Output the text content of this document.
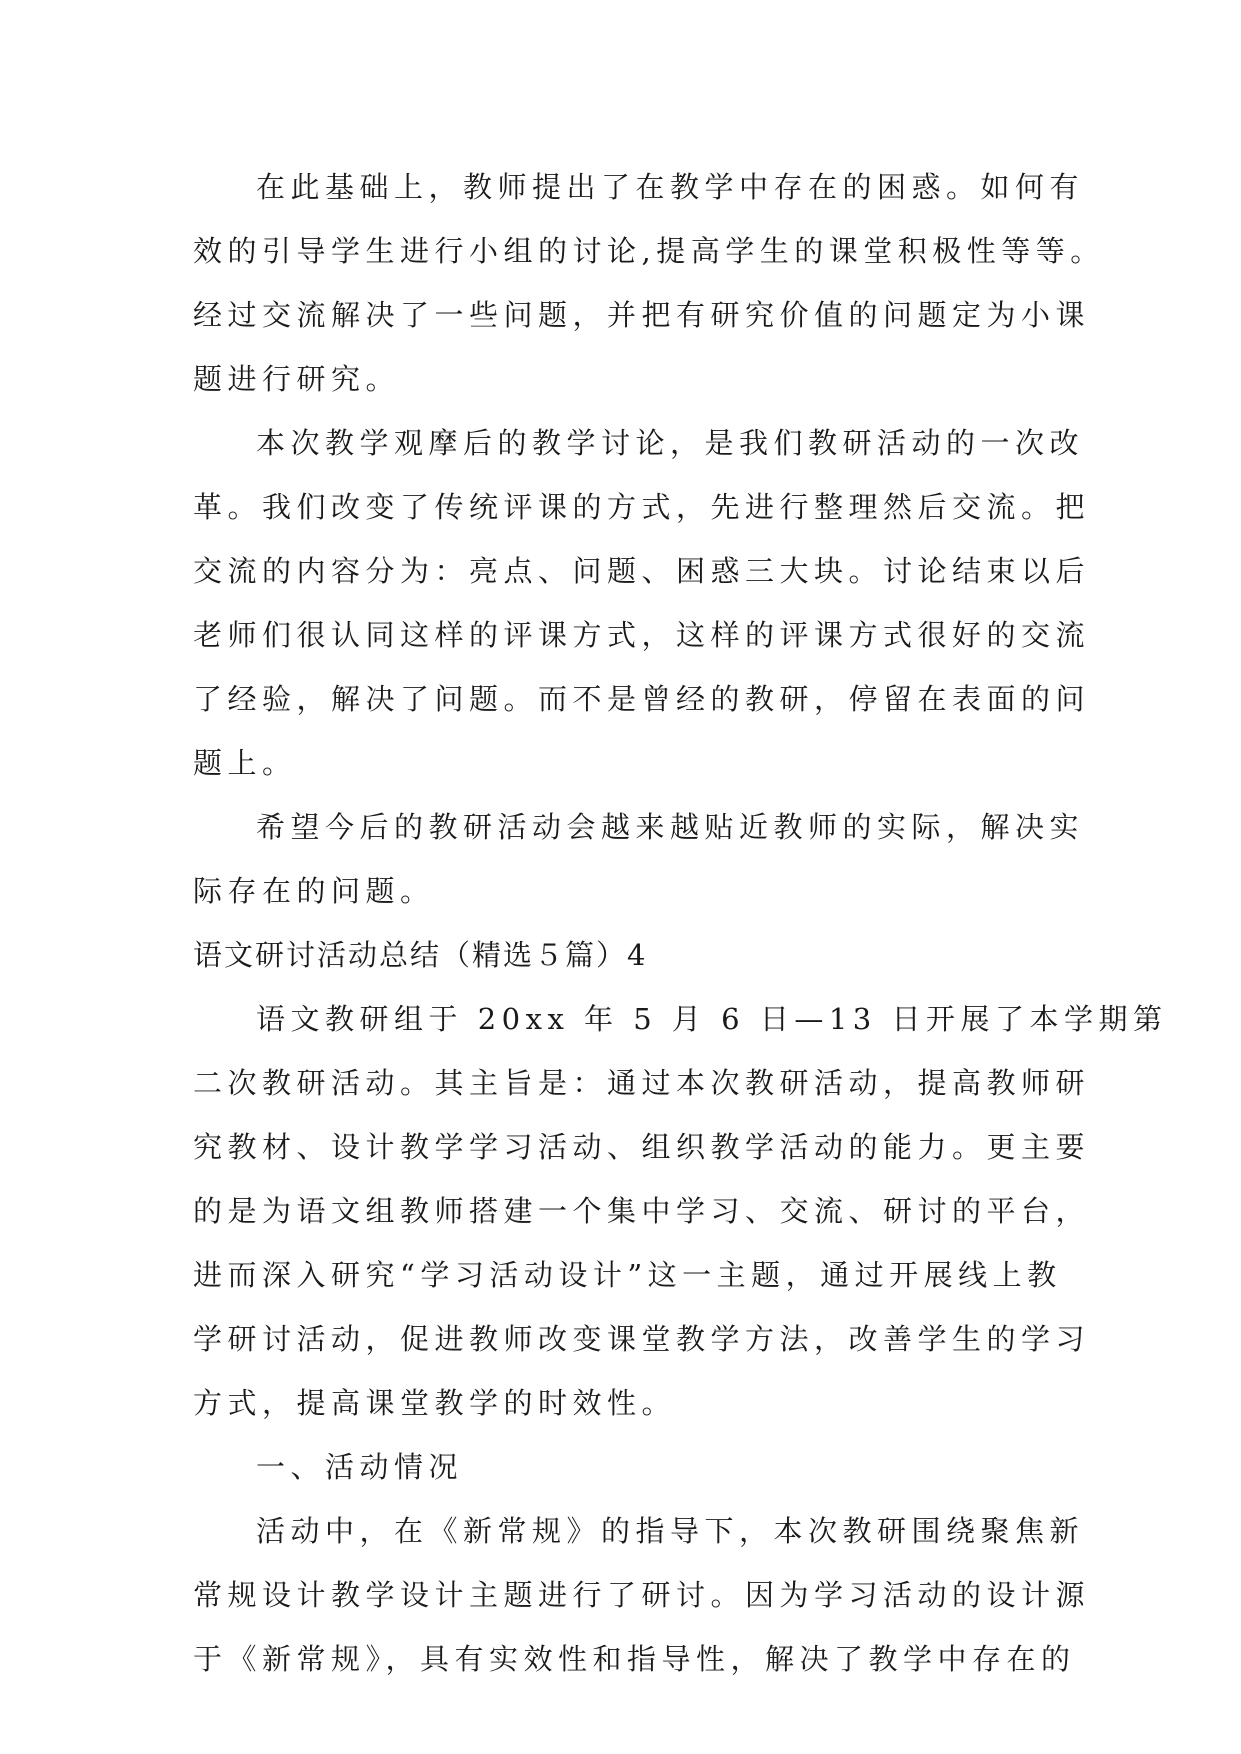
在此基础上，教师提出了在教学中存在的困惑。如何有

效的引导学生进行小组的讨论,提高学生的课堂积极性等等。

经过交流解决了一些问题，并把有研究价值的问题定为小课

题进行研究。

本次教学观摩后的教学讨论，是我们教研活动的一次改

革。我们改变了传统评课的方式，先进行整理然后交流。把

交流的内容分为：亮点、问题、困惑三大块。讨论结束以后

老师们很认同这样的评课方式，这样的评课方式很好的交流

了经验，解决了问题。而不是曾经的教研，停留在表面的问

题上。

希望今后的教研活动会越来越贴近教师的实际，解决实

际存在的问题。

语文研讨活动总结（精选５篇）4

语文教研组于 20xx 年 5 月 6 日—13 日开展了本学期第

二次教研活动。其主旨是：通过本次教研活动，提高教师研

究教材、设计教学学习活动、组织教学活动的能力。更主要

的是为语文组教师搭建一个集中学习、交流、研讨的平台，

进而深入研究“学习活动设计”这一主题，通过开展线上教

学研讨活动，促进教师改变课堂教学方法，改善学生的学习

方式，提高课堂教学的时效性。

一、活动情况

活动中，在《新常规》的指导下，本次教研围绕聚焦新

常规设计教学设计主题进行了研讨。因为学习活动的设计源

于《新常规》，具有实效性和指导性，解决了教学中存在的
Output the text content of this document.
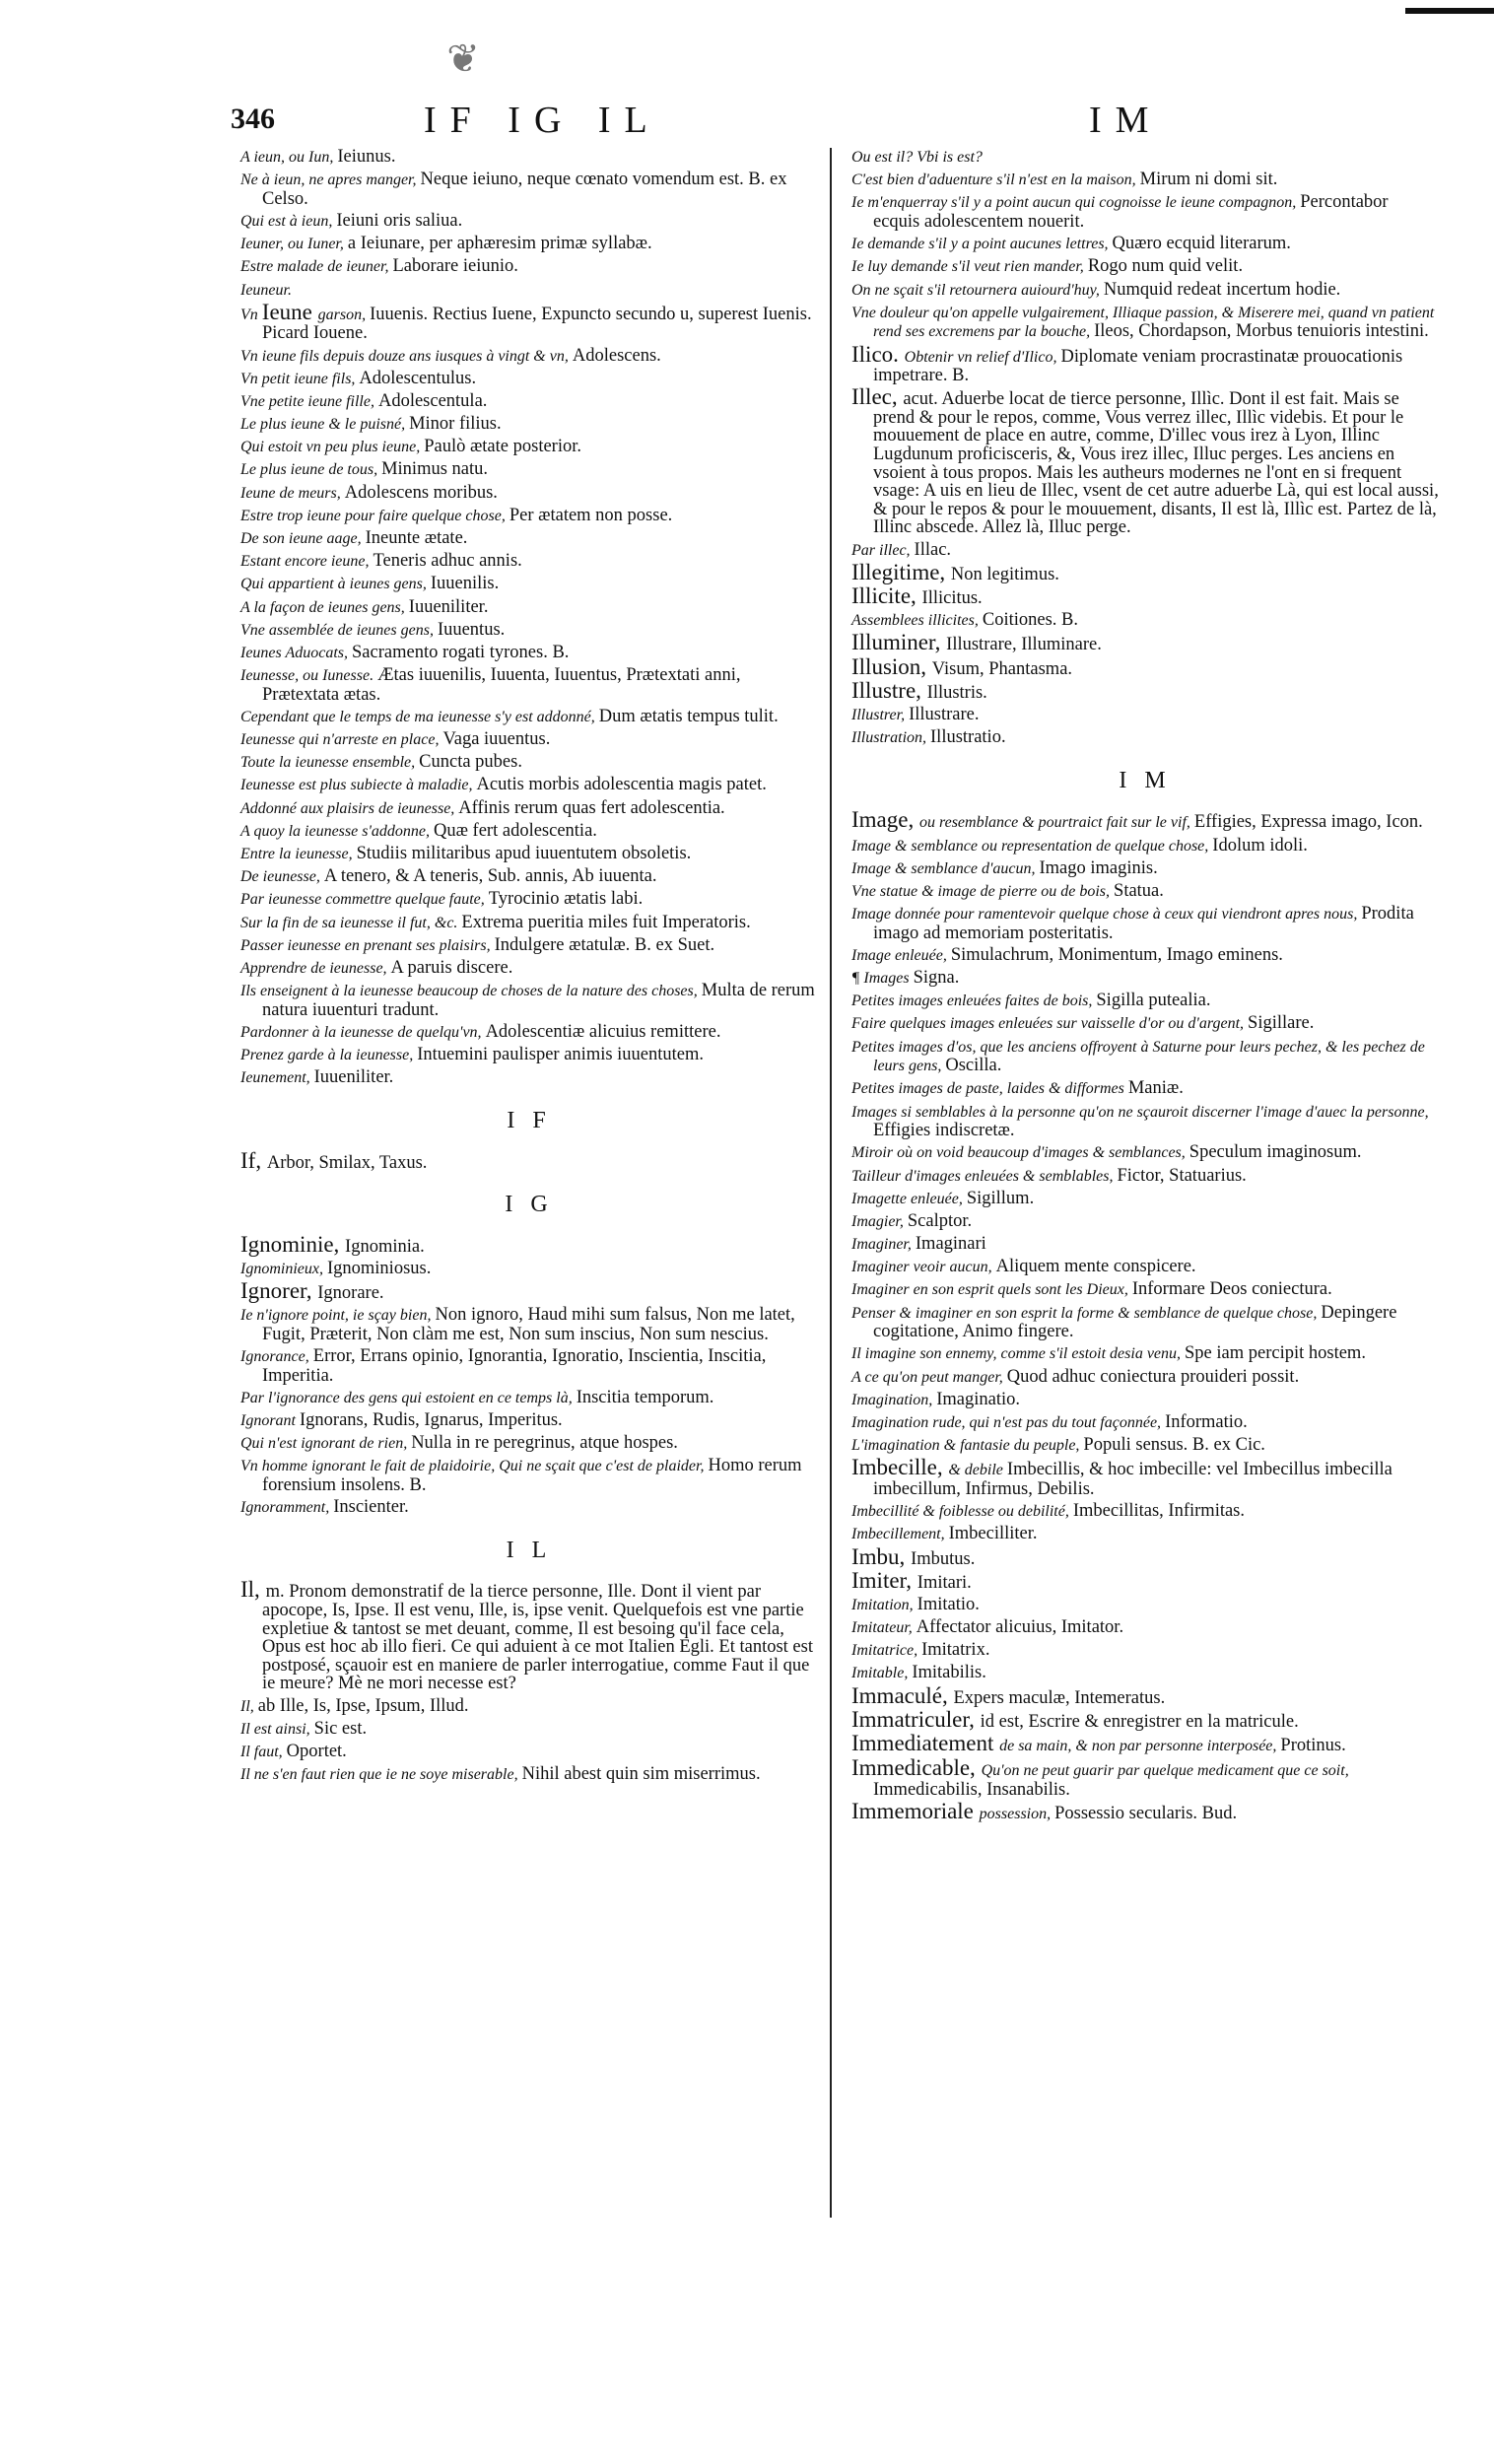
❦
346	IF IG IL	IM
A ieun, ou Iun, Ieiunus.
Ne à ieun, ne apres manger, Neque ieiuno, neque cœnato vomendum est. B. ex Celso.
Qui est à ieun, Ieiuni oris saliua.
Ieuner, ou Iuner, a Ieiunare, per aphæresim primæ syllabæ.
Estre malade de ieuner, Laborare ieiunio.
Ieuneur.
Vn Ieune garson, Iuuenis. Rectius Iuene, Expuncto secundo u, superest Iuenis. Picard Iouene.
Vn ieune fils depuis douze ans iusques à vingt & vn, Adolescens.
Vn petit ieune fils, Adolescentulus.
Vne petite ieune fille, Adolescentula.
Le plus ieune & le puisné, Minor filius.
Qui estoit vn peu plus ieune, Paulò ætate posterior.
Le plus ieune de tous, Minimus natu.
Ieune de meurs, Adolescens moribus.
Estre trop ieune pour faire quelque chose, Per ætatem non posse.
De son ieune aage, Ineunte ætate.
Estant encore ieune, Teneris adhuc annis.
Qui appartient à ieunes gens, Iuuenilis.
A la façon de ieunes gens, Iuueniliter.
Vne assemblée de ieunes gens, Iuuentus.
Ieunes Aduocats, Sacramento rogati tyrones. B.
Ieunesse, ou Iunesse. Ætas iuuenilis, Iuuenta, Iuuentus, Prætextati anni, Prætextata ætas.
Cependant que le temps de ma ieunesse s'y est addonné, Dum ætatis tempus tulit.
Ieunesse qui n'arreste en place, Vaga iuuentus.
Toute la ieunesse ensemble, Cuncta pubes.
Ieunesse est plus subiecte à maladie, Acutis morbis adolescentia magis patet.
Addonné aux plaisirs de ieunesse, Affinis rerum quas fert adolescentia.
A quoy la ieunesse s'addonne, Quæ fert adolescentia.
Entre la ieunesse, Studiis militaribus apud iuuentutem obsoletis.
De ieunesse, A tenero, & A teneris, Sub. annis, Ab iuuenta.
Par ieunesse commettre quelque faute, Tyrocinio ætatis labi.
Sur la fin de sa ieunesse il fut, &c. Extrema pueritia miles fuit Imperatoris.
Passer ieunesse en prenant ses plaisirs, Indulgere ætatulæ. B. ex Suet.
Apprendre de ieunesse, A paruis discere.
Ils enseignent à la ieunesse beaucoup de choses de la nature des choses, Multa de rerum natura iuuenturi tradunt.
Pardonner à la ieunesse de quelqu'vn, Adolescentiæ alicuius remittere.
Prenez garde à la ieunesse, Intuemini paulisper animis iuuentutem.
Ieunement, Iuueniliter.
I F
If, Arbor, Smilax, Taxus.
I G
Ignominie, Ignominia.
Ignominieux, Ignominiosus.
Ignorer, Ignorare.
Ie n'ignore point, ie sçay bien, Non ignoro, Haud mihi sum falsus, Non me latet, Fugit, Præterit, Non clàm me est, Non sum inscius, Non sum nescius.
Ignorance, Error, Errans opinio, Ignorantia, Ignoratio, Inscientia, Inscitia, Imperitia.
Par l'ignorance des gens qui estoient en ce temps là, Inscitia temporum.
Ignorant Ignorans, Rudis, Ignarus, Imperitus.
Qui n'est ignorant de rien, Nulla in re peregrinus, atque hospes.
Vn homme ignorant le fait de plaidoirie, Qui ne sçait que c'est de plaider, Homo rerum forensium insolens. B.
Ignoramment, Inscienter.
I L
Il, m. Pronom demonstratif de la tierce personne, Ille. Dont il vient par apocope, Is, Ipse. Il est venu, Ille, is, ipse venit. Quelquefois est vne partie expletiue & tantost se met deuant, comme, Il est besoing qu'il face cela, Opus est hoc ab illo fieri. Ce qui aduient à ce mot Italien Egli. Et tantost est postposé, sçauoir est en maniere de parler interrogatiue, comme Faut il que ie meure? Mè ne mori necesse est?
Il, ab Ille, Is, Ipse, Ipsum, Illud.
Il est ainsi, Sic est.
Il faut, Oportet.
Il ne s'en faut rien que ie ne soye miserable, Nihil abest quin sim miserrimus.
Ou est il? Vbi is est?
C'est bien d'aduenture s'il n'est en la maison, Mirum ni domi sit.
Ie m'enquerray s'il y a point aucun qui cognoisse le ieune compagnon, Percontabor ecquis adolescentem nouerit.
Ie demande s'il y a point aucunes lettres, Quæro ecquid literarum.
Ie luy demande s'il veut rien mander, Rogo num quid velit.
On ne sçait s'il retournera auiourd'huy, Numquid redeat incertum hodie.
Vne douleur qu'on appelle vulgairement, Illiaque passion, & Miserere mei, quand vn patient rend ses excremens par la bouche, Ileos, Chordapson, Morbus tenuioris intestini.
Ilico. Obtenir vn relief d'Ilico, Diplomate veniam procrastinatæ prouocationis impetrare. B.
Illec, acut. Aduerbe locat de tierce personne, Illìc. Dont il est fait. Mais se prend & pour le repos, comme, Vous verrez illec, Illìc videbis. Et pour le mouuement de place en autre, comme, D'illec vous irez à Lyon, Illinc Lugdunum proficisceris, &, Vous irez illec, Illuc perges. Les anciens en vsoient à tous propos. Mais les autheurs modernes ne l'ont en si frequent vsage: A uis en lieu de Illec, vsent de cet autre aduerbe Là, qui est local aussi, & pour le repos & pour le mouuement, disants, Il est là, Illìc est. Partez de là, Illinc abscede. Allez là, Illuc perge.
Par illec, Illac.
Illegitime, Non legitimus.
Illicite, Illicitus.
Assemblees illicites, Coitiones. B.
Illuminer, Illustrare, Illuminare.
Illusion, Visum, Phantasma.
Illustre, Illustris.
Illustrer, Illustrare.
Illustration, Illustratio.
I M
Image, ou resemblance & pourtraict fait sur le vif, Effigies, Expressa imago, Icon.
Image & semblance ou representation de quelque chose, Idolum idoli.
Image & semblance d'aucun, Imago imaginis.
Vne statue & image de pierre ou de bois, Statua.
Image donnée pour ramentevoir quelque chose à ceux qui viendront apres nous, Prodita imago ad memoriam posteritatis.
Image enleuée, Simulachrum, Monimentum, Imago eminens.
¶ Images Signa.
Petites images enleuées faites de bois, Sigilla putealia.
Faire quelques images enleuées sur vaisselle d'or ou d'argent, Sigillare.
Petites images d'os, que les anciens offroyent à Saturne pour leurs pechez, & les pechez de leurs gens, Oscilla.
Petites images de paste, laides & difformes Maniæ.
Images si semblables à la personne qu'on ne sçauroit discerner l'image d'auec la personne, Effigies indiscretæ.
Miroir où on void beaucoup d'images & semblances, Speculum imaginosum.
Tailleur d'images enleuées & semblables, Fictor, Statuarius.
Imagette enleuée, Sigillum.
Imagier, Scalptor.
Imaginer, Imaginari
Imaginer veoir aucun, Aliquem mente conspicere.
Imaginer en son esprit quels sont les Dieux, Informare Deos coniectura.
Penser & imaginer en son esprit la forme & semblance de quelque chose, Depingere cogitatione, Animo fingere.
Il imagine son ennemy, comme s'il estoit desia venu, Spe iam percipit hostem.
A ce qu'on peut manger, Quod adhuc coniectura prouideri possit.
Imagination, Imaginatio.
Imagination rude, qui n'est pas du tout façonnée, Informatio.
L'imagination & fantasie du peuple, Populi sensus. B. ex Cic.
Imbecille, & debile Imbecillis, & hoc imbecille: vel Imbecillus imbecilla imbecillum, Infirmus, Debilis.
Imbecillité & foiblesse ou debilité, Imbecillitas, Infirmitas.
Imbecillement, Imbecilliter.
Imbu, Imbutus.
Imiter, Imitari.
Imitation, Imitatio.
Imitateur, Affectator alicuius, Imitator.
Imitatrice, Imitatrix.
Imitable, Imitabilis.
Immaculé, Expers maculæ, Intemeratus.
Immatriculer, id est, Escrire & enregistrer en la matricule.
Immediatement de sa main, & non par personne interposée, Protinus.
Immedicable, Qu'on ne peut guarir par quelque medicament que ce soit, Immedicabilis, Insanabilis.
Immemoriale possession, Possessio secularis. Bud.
+--
▶ [REQUIREMENT] Check each line of the entries above, and show every one holding the word "plus".

▶ [THE RESPONSE]
Le plus ieune & le puisné, Minor filius.
Qui estoit vn peu plus ieune, Paulò ætate posterior.
Le plus ieune de tous, Minimus natu.
Ieunesse est plus subiecte à maladie, Acutis morbis adolescentia magis patet.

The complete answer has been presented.